• _LISTING_
==================================================

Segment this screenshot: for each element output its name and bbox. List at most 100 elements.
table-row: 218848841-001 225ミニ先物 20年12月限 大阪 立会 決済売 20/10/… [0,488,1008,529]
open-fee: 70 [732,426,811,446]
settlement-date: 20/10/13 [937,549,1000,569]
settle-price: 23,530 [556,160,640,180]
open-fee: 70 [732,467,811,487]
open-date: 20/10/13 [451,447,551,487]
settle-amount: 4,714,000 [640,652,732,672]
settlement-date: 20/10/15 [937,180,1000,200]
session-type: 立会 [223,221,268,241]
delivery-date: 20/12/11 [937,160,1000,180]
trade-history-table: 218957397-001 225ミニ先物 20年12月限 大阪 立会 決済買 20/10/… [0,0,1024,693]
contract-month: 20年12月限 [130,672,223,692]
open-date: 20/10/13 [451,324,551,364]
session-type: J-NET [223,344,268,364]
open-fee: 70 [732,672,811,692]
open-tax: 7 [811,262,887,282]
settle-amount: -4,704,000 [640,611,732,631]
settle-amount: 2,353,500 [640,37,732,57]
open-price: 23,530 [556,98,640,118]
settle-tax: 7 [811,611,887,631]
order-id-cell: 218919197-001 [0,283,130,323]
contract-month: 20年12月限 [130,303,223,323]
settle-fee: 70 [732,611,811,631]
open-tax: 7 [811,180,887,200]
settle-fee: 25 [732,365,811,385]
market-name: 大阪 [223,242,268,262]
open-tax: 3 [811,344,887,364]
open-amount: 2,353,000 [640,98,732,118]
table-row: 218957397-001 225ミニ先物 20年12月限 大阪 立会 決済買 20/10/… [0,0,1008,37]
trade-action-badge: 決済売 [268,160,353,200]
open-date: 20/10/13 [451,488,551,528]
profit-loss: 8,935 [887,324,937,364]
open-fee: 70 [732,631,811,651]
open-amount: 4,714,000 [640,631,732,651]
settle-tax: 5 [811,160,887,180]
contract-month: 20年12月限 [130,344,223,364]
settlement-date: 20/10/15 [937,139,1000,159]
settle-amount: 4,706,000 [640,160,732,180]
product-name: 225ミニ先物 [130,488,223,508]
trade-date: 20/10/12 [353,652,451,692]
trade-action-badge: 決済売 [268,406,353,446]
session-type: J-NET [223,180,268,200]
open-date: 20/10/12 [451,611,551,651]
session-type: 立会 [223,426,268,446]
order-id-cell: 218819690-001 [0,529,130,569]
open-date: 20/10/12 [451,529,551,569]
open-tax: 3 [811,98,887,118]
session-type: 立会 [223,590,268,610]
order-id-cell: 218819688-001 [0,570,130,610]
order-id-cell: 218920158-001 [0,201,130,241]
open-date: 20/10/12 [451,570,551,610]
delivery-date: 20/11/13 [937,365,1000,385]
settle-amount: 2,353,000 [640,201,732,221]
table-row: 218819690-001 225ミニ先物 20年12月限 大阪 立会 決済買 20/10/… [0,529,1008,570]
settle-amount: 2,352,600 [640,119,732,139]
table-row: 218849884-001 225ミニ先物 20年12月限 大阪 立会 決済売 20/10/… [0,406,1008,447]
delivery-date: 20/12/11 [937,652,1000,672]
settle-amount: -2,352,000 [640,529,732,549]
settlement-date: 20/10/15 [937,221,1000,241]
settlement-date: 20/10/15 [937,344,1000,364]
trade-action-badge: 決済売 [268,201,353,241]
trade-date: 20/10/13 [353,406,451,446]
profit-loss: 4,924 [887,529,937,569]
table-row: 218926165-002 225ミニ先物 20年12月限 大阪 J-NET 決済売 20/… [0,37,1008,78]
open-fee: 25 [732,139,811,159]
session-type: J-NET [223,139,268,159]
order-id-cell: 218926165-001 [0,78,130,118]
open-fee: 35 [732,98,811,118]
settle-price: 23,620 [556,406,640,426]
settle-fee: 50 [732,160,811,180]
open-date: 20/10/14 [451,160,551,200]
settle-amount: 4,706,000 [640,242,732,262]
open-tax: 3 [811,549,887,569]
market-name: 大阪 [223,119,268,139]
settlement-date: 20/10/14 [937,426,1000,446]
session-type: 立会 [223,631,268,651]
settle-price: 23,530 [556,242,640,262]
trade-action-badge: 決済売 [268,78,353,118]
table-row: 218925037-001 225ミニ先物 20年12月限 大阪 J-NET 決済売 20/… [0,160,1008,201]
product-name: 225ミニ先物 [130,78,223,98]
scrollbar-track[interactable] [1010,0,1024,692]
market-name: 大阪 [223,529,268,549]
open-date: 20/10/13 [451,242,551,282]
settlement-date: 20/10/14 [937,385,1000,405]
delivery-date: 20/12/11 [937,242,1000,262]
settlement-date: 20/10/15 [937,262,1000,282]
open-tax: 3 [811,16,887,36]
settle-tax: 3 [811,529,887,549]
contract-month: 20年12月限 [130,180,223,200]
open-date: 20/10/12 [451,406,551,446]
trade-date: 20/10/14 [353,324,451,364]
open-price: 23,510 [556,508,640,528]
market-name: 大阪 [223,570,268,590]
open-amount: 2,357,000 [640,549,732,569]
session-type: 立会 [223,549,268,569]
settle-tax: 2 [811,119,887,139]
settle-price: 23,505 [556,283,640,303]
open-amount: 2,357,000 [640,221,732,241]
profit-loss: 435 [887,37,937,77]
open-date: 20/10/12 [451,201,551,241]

==================================================

• _WHAT IS REQUIRED_
Rewrite the material from its start through the line holding "settle-amount: 4,714,000 [640,652,732,672]", inclusive, swapping "open-fee" for "opening-fee" and leaving everything else unchanged. Give only those lines.

• _WRITTEN ANSWER_
Segment this screenshot: for each element output its name and bbox. List at most 100 elements.
table-row: 218848841-001 225ミニ先物 20年12月限 大阪 立会 決済売 20/10/… [0,488,1008,529]
opening-fee: 70 [732,426,811,446]
settlement-date: 20/10/13 [937,549,1000,569]
settle-price: 23,530 [556,160,640,180]
opening-fee: 70 [732,467,811,487]
open-date: 20/10/13 [451,447,551,487]
settle-amount: 4,714,000 [640,652,732,672]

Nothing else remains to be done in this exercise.